## SHORT TASK
Quote the records beneath, complete and exact. Leave out images.

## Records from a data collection
###

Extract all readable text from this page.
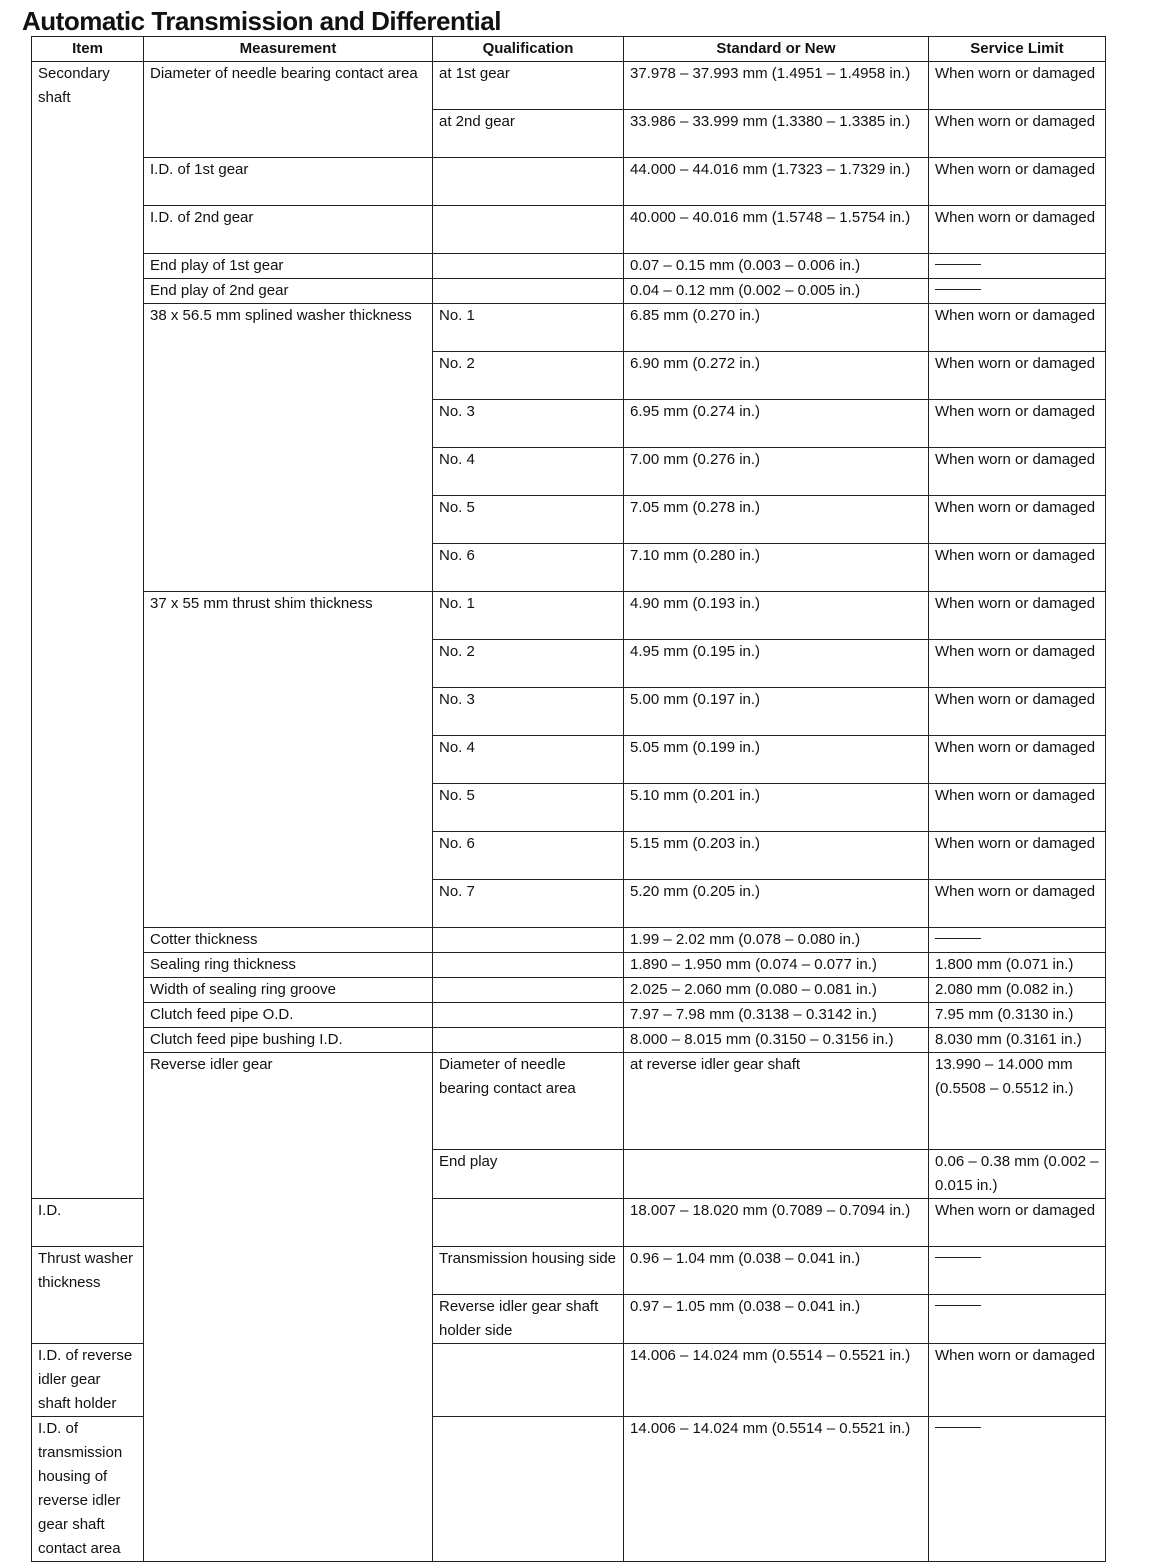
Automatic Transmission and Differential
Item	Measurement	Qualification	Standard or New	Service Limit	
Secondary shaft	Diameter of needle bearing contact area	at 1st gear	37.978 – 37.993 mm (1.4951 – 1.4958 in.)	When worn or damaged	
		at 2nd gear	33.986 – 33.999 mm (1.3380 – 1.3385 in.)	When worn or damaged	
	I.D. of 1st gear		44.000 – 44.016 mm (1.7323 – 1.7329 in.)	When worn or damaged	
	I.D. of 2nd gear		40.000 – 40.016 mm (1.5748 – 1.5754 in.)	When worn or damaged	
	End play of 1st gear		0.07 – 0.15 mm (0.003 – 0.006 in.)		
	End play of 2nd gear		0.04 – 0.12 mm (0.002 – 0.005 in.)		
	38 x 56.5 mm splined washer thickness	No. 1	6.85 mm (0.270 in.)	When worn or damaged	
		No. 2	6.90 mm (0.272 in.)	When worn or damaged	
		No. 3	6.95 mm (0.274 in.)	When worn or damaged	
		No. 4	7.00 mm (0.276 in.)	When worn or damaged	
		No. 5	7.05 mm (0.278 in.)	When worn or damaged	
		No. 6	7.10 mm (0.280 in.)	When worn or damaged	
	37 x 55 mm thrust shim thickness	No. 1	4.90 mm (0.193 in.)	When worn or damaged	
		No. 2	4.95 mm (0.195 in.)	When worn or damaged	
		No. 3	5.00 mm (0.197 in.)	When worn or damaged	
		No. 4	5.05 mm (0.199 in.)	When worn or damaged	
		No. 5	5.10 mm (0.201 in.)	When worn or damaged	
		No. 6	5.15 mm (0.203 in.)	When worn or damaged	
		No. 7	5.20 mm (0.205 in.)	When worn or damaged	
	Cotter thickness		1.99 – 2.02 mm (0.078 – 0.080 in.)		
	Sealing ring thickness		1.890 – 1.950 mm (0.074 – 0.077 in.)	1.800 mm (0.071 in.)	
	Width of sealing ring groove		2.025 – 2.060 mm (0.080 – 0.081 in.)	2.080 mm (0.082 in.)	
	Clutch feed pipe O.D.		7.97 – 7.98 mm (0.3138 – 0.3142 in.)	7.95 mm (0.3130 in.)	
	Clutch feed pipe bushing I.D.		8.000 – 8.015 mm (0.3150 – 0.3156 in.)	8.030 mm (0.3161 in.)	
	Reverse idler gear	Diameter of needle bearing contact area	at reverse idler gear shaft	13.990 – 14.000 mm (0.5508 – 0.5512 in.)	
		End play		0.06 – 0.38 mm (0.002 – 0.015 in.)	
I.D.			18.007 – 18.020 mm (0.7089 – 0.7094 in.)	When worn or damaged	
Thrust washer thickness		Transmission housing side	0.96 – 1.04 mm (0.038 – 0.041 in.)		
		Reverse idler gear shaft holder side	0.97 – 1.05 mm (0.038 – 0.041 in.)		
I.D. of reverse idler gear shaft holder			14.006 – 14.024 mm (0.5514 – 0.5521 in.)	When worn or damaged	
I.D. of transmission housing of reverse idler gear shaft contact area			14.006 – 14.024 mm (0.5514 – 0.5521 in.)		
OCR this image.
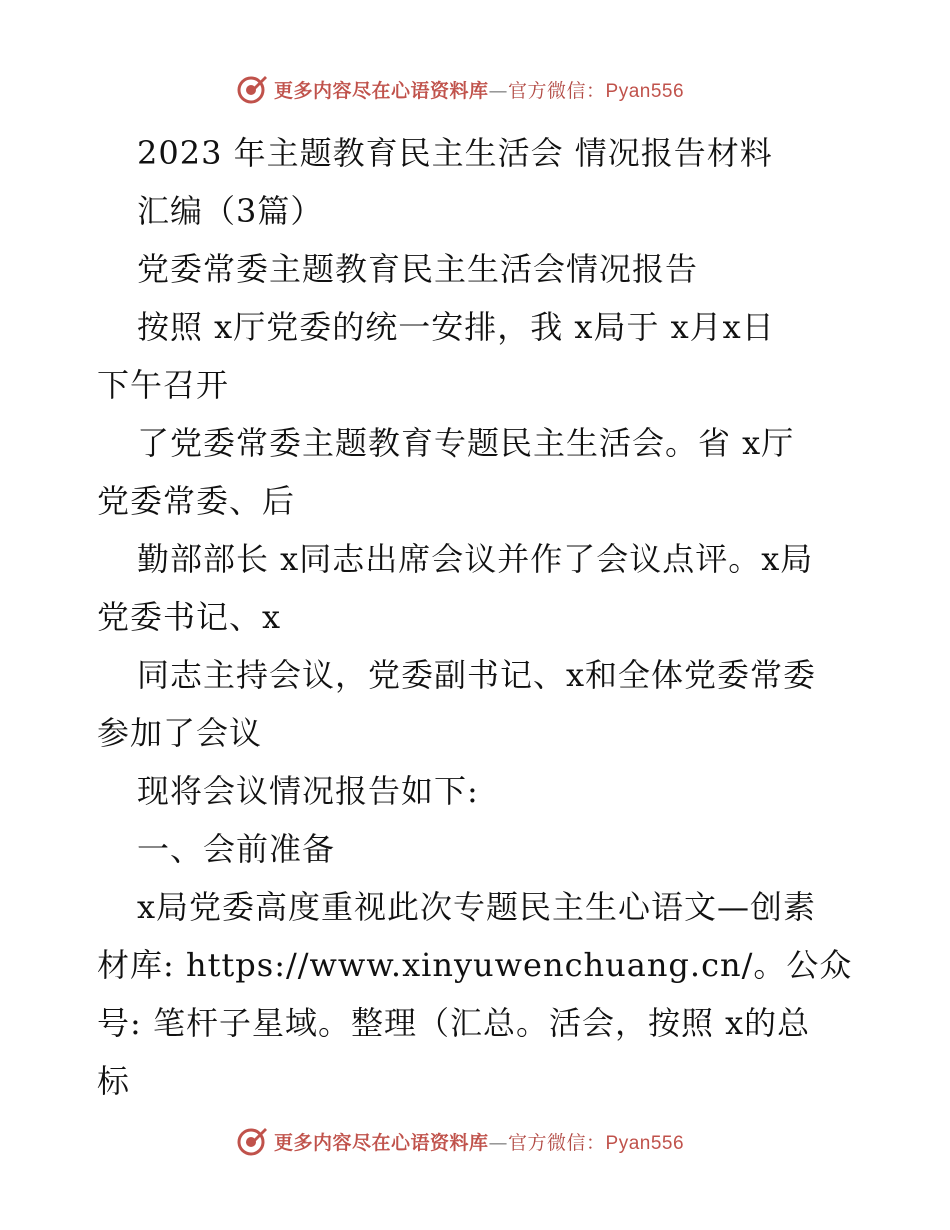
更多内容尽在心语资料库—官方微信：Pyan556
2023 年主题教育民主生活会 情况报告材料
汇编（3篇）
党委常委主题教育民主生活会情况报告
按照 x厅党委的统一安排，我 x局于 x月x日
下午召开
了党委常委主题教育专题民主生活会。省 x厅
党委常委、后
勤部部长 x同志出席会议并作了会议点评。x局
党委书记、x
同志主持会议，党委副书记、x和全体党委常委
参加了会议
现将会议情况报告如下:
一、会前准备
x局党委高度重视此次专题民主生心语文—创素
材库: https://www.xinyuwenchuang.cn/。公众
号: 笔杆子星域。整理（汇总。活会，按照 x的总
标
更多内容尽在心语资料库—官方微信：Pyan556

###

## EXERCISE OUTPUT
Extract all readable text from this page.
Automatic Transmission and Differential
Item	Measurement	Qualification	Standard or New	Service Limit	
Secondary shaft	Diameter of needle bearing contact area	at 1st gear	37.978 – 37.993 mm (1.4951 – 1.4958 in.)	When worn or damaged	
		at 2nd gear	33.986 – 33.999 mm (1.3380 – 1.3385 in.)	When worn or damaged	
	I.D. of 1st gear		44.000 – 44.016 mm (1.7323 – 1.7329 in.)	When worn or damaged	
	I.D. of 2nd gear		40.000 – 40.016 mm (1.5748 – 1.5754 in.)	When worn or damaged	
	End play of 1st gear		0.07 – 0.15 mm (0.003 – 0.006 in.)		
	End play of 2nd gear		0.04 – 0.12 mm (0.002 – 0.005 in.)		
	38 x 56.5 mm splined washer thickness	No. 1	6.85 mm (0.270 in.)	When worn or damaged	
		No. 2	6.90 mm (0.272 in.)	When worn or damaged	
		No. 3	6.95 mm (0.274 in.)	When worn or damaged	
		No. 4	7.00 mm (0.276 in.)	When worn or damaged	
		No. 5	7.05 mm (0.278 in.)	When worn or damaged	
		No. 6	7.10 mm (0.280 in.)	When worn or damaged	
	37 x 55 mm thrust shim thickness	No. 1	4.90 mm (0.193 in.)	When worn or damaged	
		No. 2	4.95 mm (0.195 in.)	When worn or damaged	
		No. 3	5.00 mm (0.197 in.)	When worn or damaged	
		No. 4	5.05 mm (0.199 in.)	When worn or damaged	
		No. 5	5.10 mm (0.201 in.)	When worn or damaged	
		No. 6	5.15 mm (0.203 in.)	When worn or damaged	
		No. 7	5.20 mm (0.205 in.)	When worn or damaged	
	Cotter thickness		1.99 – 2.02 mm (0.078 – 0.080 in.)		
	Sealing ring thickness		1.890 – 1.950 mm (0.074 – 0.077 in.)	1.800 mm (0.071 in.)	
	Width of sealing ring groove		2.025 – 2.060 mm (0.080 – 0.081 in.)	2.080 mm (0.082 in.)	
	Clutch feed pipe O.D.		7.97 – 7.98 mm (0.3138 – 0.3142 in.)	7.95 mm (0.3130 in.)	
	Clutch feed pipe bushing I.D.		8.000 – 8.015 mm (0.3150 – 0.3156 in.)	8.030 mm (0.3161 in.)	
	Reverse idler gear	Diameter of needle bearing contact area	at reverse idler gear shaft	13.990 – 14.000 mm (0.5508 – 0.5512 in.)	
		End play		0.06 – 0.38 mm (0.002 – 0.015 in.)	
I.D.			18.007 – 18.020 mm (0.7089 – 0.7094 in.)	When worn or damaged	
Thrust washer thickness		Transmission housing side	0.96 – 1.04 mm (0.038 – 0.041 in.)		
		Reverse idler gear shaft holder side	0.97 – 1.05 mm (0.038 – 0.041 in.)		
I.D. of reverse idler gear shaft holder			14.006 – 14.024 mm (0.5514 – 0.5521 in.)	When worn or damaged	
I.D. of transmission housing of reverse idler gear shaft contact area			14.006 – 14.024 mm (0.5514 – 0.5521 in.)		
OCR this image.
更多内容尽在心语资料库—官方微信：Pyan556
2023 年主题教育民主生活会 情况报告材料
汇编（3篇）
党委常委主题教育民主生活会情况报告
按照 x厅党委的统一安排，我 x局于 x月x日
下午召开
了党委常委主题教育专题民主生活会。省 x厅
党委常委、后
勤部部长 x同志出席会议并作了会议点评。x局
党委书记、x
同志主持会议，党委副书记、x和全体党委常委
参加了会议
现将会议情况报告如下:
一、会前准备
x局党委高度重视此次专题民主生心语文—创素
材库: https://www.xinyuwenchuang.cn/。公众
号: 笔杆子星域。整理（汇总。活会，按照 x的总
标
更多内容尽在心语资料库—官方微信：Pyan556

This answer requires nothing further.